説明

供給溝を有する、平型セルおよびフレーム要素から成る電気的エネルギー貯蔵装置

本発明は、向かい合う平型電流導体を有する、電気的エネルギーを貯蔵および放出するための、複数の平型貯蔵セルと、貯蔵セルを保持するための複数のフレーム要素と、セルをフレーム要素と締め付けてスタックを形成するためのクランプ手段とを有する電気的エネルギー貯蔵装置に関する。各貯蔵セルは、少なくとも1つの物理量を測定するための測定要素もしくはセンサ要素を少なくとも1つ備えており、当該要素には、それぞれ測定データを伝達するためのケーブルが取り付けられている。フレーム要素は、測定要素もしくはセンサ要素を受容するための第1の凹部と、第1の凹部に接続された第2の凹部とを有しており、フレーム要素の第2の凹部は全体として、ケーブルを受容するための、少なくとも1つの、装置の長さに亘って延在している溝を形成する。

【発明の詳細な説明】
【技術分野】
【0001】
本発明は、平型セルとフレーム要素とから成る電気的エネルギー貯蔵装置、ならびに、当該電気的エネルギー貯蔵装置内で用いるためのフレーム要素に関する。

▬▬▬

エネルギー貯蔵装置の説明から、「本発明は、向かい合う平型電流」を含む語句で始まり「て延在している溝を形成する。」で終わる部分を、一字も変えずに書き写してください。 データはエネルギー貯蔵装置の説明とは別の資料です。

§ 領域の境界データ
▬▬▬

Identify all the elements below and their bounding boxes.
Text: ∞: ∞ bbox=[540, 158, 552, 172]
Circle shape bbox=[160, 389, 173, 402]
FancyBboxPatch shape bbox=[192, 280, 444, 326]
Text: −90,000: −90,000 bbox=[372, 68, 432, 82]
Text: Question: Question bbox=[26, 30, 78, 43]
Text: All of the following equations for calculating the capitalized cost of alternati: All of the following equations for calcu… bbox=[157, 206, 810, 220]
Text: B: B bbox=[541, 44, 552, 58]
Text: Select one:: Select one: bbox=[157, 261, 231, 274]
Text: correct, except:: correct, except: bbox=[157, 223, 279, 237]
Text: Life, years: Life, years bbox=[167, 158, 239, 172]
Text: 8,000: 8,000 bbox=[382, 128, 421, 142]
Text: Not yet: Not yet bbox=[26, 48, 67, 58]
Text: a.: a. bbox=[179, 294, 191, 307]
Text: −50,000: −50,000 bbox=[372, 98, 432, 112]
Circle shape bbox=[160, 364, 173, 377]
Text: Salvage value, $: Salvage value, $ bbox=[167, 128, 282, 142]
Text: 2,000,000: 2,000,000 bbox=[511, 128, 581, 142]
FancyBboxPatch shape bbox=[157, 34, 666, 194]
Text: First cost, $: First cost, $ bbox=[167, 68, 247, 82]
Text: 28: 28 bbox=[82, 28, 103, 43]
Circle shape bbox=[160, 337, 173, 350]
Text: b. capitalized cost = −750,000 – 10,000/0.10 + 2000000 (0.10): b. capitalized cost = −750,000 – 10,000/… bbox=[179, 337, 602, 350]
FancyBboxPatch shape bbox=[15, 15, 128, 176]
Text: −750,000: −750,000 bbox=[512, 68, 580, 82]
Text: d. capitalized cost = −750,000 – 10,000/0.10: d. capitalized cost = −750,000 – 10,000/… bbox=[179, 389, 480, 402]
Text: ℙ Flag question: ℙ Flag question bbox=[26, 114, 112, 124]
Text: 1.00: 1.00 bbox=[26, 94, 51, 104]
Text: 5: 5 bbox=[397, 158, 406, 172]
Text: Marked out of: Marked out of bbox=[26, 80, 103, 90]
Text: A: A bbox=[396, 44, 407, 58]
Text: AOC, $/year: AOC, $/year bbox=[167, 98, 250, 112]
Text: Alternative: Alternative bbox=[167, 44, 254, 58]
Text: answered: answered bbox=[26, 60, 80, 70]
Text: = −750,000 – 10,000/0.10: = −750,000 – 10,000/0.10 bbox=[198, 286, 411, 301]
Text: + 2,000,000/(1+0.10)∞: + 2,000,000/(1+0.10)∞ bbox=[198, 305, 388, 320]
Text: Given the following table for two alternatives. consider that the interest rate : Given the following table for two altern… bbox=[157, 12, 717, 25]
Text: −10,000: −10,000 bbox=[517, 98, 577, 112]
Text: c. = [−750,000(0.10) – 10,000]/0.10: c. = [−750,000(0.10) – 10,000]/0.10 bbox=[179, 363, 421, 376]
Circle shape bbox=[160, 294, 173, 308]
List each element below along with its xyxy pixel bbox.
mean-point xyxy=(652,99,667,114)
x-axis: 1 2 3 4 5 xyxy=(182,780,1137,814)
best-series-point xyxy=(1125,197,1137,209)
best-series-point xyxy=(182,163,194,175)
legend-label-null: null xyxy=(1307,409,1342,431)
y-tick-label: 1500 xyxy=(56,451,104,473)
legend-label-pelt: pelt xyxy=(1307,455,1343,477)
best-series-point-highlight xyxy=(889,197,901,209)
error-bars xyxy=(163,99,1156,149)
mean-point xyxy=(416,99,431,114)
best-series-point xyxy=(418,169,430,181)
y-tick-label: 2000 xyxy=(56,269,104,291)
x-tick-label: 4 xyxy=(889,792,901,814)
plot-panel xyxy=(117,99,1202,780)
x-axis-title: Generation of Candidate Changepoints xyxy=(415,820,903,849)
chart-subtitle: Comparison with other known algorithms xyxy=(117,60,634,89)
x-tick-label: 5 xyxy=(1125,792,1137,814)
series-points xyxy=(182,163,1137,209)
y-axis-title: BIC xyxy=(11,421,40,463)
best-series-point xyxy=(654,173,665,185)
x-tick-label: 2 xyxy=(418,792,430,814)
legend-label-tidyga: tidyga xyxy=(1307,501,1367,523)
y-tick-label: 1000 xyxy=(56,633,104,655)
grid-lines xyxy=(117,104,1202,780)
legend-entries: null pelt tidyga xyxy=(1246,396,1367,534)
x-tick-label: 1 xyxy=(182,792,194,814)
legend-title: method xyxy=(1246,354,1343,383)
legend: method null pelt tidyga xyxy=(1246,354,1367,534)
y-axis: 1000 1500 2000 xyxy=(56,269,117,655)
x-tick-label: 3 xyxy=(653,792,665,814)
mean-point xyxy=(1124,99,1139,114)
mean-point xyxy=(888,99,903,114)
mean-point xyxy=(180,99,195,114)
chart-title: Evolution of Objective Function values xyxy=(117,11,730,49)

▬▬▬

§ 練習の結果
本発明は、向かい合う平型電流導体を有する、電気的エネルギーを貯蔵および放出するための、複数の平型貯蔵セルと、貯蔵セルを保持するための複数のフレーム要素と、セルをフレーム要素と締め付けてスタックを形成するためのクランプ手段とを有する電気的エネルギー貯蔵装置に関する。各貯蔵セルは、少なくとも1つの物理量を測定するための測定要素もしくはセンサ要素を少なくとも1つ備えており、当該要素には、それぞれ測定データを伝達するためのケーブルが取り付けられている。フレーム要素は、測定要素もしくはセンサ要素を受容するための第1の凹部と、第1の凹部に接続された第2の凹部とを有しており、フレーム要素の第2の凹部は全体として、ケーブルを受容するための、少なくとも1つの、装置の長さに亘って延在している溝を形成する。